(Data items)
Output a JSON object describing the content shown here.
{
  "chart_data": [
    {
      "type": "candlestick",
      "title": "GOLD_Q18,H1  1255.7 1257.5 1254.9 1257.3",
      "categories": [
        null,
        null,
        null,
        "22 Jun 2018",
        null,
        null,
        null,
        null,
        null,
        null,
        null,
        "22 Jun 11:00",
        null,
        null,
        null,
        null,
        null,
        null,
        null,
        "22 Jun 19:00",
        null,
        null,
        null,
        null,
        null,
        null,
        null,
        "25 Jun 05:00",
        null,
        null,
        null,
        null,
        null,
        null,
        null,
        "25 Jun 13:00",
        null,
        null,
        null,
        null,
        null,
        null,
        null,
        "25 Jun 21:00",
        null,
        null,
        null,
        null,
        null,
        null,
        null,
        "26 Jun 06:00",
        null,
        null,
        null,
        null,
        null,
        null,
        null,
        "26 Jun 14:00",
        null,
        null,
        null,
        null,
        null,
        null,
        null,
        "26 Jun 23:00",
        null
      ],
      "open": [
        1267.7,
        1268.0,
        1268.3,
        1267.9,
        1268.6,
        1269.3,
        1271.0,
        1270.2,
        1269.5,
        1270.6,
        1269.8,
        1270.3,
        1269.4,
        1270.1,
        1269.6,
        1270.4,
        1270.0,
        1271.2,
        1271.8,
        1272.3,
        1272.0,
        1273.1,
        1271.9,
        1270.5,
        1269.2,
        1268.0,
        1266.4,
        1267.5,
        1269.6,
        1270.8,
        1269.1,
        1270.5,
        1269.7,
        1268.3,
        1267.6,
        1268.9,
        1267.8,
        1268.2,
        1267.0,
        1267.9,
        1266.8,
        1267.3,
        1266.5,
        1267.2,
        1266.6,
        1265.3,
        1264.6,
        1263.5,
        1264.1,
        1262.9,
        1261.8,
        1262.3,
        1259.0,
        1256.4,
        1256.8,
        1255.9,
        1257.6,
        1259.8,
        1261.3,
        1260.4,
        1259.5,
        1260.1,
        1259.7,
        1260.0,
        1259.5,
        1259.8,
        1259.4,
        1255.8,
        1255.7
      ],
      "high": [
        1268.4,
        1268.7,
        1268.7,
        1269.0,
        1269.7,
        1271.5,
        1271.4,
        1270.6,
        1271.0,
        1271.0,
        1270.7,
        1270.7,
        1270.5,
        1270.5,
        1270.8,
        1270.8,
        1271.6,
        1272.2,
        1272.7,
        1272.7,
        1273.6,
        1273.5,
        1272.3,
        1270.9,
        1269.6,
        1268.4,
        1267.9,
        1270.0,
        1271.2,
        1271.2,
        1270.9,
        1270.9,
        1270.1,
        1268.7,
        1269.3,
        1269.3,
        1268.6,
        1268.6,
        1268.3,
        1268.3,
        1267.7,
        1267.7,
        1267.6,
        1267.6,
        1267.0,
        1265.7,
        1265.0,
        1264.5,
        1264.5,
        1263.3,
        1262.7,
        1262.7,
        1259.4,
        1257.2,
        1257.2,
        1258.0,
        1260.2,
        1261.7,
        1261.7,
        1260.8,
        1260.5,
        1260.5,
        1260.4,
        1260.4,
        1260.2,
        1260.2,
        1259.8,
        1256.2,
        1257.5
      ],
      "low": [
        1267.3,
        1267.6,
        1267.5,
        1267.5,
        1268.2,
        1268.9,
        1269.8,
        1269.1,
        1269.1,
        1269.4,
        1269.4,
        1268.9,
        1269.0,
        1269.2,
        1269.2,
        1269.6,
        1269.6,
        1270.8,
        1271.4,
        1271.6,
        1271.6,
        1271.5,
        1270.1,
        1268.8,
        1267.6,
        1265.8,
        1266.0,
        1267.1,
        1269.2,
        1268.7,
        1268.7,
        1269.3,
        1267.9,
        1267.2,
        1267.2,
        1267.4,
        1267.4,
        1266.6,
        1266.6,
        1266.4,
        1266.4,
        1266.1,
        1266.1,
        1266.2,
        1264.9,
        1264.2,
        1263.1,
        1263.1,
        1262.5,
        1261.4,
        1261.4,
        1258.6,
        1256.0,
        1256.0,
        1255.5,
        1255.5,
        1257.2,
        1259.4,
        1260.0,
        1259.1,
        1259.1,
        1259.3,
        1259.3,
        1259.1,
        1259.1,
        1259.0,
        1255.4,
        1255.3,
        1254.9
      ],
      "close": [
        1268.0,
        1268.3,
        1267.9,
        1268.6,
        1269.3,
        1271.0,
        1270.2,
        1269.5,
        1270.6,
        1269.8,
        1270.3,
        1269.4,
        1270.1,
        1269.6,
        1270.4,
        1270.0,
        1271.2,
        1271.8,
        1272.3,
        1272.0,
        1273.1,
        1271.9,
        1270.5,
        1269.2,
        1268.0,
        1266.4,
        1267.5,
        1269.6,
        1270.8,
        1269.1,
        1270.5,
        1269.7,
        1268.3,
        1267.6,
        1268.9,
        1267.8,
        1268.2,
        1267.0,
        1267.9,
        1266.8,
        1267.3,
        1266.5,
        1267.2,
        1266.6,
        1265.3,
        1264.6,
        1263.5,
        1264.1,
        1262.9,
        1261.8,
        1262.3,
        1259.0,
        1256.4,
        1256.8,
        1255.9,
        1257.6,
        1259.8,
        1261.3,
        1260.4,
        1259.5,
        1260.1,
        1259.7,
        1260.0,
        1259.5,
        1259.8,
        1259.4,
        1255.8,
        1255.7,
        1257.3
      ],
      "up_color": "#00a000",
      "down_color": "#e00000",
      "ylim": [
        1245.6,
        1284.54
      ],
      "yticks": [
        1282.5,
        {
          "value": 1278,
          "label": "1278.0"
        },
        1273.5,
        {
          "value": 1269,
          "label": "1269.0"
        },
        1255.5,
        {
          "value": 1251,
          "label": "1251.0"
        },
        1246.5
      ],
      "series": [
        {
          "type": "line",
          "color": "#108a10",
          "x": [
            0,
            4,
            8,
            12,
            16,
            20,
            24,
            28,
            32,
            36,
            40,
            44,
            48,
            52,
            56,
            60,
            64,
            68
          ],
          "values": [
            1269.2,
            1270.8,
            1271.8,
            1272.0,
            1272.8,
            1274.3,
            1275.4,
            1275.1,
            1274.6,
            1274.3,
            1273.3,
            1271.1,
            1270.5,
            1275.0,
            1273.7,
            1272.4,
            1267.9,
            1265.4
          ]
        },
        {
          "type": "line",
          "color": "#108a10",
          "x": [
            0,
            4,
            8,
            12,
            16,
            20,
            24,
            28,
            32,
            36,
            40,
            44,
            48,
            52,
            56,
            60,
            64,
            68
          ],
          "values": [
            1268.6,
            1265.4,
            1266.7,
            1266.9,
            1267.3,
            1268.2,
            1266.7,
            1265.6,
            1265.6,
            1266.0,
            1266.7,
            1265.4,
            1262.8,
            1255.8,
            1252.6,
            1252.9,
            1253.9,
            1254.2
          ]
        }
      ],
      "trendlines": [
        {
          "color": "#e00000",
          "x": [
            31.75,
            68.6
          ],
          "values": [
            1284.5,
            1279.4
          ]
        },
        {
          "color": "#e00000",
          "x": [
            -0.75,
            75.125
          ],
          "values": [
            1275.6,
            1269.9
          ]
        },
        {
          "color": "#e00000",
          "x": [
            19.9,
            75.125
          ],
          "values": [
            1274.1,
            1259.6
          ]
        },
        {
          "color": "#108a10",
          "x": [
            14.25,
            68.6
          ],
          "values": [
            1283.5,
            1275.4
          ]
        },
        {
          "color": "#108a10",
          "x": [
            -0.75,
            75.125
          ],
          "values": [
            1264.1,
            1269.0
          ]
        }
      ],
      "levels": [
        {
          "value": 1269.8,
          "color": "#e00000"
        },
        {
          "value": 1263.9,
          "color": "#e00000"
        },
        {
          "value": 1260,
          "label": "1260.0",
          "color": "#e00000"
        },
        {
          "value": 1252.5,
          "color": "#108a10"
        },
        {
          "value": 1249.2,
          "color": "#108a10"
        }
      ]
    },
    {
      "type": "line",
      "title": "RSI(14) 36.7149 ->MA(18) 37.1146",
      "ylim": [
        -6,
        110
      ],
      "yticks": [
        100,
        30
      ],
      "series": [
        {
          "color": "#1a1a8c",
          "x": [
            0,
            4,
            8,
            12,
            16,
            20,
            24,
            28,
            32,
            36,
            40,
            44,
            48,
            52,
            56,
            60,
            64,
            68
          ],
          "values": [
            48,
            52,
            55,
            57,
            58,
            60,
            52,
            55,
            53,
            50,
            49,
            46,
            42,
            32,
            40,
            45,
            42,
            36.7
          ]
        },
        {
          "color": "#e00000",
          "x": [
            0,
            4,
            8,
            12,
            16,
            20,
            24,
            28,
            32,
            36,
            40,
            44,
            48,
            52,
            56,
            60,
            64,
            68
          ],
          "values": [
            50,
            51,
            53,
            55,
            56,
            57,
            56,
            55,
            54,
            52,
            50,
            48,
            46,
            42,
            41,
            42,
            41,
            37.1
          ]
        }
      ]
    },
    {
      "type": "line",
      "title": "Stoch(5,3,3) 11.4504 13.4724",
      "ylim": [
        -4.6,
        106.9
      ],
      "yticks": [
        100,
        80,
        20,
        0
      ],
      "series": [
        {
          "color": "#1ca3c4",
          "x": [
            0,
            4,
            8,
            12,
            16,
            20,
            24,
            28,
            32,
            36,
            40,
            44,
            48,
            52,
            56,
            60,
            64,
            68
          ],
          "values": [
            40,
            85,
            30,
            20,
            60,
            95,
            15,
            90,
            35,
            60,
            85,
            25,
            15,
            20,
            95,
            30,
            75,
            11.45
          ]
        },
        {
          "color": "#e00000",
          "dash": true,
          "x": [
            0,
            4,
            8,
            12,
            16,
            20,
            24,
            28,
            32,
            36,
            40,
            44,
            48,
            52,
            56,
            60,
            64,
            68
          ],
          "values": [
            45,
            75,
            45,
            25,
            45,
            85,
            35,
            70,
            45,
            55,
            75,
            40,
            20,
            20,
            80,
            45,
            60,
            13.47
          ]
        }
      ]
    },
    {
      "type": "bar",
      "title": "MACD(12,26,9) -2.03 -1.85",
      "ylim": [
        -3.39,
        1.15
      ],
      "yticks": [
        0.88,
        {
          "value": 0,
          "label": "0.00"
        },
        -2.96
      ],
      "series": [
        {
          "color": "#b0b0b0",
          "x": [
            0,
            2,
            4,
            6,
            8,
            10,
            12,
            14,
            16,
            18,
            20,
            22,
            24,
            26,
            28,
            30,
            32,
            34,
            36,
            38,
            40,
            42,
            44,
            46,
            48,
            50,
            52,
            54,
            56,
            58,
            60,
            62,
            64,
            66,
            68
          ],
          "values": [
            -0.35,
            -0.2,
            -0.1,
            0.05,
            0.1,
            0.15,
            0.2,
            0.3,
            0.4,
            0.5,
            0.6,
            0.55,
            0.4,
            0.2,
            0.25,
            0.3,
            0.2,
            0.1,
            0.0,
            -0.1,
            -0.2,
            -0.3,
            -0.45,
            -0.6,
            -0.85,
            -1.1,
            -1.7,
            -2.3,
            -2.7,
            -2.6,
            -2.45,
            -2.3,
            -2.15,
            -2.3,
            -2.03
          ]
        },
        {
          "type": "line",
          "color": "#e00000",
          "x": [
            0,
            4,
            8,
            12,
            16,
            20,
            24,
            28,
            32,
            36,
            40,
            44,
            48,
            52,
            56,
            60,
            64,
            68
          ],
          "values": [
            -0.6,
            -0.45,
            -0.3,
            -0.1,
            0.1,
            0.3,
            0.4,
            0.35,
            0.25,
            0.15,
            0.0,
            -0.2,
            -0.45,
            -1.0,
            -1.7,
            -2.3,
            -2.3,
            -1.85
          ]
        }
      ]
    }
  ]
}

To do => State how many lines of the records above contain "label", with no words besides the number.

Result of this exercise => 5